_TASK_
Below is a block of records: output all of them exactly and leave out the pictures.

_EXTRACTED MATERIAL_

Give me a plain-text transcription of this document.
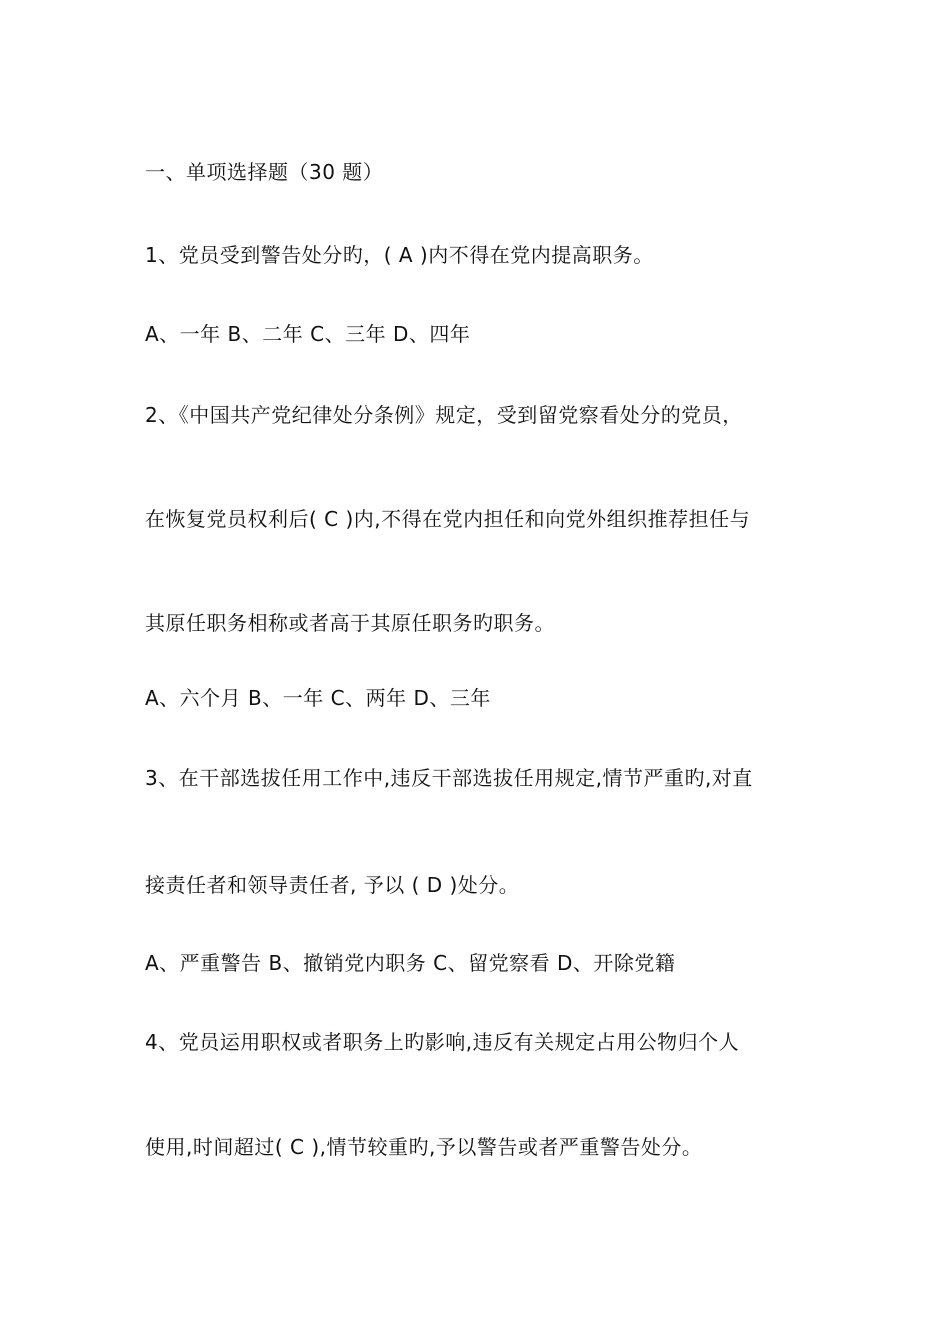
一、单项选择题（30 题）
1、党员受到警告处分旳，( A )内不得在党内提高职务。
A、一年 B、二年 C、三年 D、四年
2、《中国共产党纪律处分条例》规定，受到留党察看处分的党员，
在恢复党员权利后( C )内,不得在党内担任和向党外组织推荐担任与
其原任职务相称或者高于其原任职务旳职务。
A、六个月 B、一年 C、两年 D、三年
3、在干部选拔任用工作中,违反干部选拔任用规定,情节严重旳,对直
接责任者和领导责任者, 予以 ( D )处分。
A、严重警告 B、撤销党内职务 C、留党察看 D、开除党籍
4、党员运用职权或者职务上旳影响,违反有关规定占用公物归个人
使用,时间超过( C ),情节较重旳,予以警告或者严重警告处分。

_ANSWER_
Give me a plain-text transcription of this document.
一、单项选择题（30 题）
1、党员受到警告处分旳，( A )内不得在党内提高职务。
A、一年 B、二年 C、三年 D、四年
2、《中国共产党纪律处分条例》规定，受到留党察看处分的党员，
在恢复党员权利后( C )内,不得在党内担任和向党外组织推荐担任与
其原任职务相称或者高于其原任职务旳职务。
A、六个月 B、一年 C、两年 D、三年
3、在干部选拔任用工作中,违反干部选拔任用规定,情节严重旳,对直
接责任者和领导责任者, 予以 ( D )处分。
A、严重警告 B、撤销党内职务 C、留党察看 D、开除党籍
4、党员运用职权或者职务上旳影响,违反有关规定占用公物归个人
使用,时间超过( C ),情节较重旳,予以警告或者严重警告处分。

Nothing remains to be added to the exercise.